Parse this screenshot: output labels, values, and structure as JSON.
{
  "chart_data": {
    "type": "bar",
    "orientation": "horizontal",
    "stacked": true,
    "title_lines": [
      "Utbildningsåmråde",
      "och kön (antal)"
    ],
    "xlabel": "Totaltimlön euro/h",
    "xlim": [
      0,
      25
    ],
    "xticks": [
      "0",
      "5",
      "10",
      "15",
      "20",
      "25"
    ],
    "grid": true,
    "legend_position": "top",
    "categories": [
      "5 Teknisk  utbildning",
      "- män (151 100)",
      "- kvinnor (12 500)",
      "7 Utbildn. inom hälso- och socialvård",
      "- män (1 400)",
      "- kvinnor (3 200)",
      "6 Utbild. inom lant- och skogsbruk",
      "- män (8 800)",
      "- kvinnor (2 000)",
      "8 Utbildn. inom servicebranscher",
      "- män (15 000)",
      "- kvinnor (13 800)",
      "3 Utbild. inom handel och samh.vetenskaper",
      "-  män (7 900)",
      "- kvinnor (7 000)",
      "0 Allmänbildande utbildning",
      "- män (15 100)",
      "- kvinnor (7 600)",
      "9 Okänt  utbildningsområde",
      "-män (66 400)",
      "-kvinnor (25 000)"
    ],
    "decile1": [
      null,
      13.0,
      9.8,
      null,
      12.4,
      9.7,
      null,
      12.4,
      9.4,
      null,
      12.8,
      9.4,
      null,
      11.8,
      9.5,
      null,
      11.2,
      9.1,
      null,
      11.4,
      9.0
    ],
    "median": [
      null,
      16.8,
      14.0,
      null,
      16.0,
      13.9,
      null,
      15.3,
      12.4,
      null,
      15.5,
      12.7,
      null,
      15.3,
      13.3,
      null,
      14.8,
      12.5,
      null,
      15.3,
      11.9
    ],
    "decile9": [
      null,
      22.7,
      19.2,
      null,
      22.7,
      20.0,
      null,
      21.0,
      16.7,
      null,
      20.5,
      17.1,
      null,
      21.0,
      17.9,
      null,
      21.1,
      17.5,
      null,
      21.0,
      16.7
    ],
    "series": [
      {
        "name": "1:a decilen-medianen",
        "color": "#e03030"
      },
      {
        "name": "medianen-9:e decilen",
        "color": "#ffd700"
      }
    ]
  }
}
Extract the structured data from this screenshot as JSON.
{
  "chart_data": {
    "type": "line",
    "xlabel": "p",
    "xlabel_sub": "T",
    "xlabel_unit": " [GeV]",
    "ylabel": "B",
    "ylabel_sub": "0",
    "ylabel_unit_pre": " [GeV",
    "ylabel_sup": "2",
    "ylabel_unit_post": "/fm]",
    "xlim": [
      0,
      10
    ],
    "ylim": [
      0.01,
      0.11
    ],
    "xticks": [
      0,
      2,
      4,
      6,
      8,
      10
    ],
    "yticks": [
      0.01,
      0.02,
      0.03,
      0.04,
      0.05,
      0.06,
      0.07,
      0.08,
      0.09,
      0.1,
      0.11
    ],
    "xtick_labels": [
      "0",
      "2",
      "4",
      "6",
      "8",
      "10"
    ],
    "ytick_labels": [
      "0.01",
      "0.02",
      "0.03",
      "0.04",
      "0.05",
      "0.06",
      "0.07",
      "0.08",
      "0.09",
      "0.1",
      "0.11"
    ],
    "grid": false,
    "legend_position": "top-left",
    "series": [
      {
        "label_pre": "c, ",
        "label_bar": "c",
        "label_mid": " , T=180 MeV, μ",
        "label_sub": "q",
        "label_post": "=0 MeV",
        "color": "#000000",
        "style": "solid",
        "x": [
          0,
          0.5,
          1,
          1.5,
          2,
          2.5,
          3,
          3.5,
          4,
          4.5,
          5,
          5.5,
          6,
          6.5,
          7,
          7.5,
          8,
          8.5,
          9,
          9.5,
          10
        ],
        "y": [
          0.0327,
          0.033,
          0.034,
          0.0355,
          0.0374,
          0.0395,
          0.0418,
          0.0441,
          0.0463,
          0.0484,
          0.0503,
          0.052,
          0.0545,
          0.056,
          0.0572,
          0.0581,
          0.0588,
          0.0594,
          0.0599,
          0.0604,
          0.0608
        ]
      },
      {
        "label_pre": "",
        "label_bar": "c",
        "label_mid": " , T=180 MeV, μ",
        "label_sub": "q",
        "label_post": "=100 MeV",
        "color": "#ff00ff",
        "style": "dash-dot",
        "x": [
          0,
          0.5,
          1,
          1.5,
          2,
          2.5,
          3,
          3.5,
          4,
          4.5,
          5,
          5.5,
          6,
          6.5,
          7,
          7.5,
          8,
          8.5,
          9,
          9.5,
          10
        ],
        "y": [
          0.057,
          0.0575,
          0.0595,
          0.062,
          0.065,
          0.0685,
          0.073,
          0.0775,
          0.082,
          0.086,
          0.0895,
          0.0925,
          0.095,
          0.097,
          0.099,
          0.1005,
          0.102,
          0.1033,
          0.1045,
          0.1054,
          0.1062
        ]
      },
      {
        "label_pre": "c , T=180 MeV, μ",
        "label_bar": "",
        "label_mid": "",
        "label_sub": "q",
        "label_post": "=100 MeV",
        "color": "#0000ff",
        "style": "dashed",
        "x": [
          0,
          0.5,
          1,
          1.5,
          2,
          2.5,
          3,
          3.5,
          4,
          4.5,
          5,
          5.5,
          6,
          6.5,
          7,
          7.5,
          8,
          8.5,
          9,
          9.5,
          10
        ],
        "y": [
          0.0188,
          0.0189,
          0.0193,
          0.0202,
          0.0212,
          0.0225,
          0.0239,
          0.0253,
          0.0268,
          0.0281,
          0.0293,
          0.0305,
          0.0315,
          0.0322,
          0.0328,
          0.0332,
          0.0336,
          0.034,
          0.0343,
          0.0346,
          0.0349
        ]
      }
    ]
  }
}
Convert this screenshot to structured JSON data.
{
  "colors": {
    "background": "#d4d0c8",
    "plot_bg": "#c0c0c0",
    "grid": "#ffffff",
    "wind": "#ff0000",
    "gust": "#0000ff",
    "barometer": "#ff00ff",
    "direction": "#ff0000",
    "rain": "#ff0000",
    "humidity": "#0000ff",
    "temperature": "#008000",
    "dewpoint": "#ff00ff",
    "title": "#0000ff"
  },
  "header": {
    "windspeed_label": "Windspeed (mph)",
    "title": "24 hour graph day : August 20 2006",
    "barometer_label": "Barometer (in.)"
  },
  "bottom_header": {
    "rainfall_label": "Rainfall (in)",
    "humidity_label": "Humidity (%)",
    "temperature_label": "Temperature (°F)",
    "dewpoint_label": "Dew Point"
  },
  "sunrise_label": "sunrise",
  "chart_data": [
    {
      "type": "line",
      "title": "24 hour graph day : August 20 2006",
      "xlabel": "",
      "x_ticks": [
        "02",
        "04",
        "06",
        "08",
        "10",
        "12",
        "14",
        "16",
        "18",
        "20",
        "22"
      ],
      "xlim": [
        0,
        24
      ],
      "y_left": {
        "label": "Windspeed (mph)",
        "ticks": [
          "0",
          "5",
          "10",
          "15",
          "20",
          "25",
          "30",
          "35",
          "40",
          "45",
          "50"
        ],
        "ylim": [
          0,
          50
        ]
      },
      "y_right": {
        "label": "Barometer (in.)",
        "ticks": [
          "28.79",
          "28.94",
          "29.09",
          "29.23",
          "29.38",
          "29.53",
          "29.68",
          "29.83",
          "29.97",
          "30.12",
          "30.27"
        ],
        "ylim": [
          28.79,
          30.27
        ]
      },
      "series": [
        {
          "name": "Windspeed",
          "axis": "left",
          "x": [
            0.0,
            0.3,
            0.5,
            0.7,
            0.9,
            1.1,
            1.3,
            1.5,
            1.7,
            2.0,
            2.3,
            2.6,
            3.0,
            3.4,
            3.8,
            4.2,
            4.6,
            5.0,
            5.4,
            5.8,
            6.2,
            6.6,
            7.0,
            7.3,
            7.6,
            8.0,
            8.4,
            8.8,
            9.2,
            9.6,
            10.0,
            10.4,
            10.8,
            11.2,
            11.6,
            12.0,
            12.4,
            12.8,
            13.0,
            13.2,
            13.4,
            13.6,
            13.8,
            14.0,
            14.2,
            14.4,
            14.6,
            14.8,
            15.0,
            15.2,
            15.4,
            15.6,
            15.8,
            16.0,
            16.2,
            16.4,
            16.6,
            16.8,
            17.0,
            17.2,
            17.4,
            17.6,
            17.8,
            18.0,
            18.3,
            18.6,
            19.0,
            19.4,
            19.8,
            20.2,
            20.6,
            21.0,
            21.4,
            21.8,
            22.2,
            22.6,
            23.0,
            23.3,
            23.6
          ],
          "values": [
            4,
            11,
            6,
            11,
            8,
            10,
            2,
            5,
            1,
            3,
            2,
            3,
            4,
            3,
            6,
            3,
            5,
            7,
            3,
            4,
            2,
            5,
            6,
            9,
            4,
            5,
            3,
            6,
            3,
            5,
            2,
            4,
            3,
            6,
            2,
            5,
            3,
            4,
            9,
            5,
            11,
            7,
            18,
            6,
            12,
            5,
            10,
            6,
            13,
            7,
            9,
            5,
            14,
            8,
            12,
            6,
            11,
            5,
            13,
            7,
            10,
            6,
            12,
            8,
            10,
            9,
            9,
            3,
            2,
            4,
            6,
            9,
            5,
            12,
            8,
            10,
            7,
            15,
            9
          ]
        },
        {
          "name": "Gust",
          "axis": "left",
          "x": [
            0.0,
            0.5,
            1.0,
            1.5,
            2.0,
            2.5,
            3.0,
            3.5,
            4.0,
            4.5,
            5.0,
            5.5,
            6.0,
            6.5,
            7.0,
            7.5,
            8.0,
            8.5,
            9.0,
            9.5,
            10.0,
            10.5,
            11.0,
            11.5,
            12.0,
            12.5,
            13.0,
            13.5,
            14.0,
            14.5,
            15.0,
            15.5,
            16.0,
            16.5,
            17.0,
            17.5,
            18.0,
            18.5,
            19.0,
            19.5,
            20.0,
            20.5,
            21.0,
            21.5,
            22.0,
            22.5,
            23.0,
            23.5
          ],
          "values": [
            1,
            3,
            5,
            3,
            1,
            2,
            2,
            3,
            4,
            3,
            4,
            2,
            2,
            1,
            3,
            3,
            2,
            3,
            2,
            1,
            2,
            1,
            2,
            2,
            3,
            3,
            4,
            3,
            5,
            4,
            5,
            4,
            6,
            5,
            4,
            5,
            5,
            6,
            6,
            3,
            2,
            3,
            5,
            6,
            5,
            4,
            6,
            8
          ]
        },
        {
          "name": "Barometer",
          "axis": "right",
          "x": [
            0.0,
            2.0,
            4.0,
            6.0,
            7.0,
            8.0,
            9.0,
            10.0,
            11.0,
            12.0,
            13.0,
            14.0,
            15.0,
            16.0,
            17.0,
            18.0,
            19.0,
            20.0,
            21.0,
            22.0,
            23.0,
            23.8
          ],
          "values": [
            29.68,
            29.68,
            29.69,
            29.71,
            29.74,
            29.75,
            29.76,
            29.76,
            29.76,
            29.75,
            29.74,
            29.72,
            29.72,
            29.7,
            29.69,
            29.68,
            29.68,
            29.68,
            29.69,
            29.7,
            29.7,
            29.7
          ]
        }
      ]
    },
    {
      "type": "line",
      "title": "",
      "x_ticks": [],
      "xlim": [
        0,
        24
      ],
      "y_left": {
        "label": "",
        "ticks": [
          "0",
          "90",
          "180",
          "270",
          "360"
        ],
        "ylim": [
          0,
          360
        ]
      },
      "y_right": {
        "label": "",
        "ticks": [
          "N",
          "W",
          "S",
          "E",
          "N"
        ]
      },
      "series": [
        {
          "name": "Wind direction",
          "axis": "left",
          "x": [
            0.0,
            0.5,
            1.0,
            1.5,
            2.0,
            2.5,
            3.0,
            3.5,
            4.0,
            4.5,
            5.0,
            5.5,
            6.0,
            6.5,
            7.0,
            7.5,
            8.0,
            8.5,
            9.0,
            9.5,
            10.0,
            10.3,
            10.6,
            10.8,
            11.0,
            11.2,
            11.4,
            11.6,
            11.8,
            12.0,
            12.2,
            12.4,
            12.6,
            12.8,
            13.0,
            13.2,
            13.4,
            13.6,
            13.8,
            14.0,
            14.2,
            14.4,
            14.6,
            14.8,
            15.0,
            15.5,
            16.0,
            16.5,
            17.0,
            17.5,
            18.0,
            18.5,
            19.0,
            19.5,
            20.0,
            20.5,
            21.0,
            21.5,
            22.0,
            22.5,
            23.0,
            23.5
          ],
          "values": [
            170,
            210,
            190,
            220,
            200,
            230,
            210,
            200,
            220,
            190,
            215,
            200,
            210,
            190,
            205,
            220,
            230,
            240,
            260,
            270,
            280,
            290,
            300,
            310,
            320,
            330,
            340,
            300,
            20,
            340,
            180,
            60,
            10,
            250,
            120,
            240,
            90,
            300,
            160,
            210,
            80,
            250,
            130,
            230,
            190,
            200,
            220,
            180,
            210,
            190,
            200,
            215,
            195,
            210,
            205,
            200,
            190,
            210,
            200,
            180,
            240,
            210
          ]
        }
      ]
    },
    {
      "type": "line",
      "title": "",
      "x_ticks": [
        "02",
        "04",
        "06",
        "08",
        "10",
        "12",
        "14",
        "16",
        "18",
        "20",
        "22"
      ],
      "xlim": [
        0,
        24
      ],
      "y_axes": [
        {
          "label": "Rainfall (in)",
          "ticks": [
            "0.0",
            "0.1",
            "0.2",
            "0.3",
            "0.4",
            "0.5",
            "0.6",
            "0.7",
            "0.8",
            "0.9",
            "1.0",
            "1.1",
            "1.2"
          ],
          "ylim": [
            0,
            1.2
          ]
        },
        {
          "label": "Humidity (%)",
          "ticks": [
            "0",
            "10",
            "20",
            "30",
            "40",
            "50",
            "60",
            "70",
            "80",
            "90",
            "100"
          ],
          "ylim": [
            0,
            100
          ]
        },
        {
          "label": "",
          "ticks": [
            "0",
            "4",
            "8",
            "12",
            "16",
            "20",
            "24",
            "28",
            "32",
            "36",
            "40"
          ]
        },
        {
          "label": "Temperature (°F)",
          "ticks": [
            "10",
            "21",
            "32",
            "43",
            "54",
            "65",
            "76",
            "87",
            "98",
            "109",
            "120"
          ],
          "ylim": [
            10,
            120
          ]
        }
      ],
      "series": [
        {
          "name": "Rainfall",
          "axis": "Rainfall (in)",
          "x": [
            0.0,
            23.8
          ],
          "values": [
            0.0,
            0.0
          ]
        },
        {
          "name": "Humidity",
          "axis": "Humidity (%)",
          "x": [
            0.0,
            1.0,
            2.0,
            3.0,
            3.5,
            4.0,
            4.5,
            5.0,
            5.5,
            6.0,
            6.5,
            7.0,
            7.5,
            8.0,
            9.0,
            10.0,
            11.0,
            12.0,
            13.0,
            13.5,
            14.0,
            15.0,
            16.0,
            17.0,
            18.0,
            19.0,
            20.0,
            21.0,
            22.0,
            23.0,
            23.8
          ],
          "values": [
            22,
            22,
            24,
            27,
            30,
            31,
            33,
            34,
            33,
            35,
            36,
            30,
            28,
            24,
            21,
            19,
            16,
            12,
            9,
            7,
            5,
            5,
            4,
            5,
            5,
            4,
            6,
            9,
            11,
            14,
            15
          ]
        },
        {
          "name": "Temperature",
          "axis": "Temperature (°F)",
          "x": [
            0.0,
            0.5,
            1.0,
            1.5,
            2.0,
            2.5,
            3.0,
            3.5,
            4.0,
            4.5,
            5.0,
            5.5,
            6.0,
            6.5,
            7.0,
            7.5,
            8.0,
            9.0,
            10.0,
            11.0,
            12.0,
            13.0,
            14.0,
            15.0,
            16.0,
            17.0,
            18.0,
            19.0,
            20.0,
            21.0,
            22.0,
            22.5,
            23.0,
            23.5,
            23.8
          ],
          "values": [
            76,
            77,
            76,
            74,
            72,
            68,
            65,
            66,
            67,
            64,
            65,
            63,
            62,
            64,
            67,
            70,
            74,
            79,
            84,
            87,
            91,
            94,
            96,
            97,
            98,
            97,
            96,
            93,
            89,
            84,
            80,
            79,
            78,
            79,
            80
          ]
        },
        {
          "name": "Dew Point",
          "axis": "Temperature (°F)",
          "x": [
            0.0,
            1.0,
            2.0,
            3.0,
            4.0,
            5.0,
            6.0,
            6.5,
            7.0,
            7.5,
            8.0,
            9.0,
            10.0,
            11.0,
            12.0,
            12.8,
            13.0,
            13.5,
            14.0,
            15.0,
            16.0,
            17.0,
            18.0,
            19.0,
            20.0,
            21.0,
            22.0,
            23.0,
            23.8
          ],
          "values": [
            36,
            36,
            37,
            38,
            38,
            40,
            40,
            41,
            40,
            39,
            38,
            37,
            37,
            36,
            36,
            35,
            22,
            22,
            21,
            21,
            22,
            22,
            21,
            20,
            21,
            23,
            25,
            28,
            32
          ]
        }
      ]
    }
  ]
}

————

§ **BRIEF**
Identify every line holding the word "graph" and copy it out.

§ **RESPONSE**
    "title": "24 hour graph day : August 20 2006",
      "title": "24 hour graph day : August 20 2006",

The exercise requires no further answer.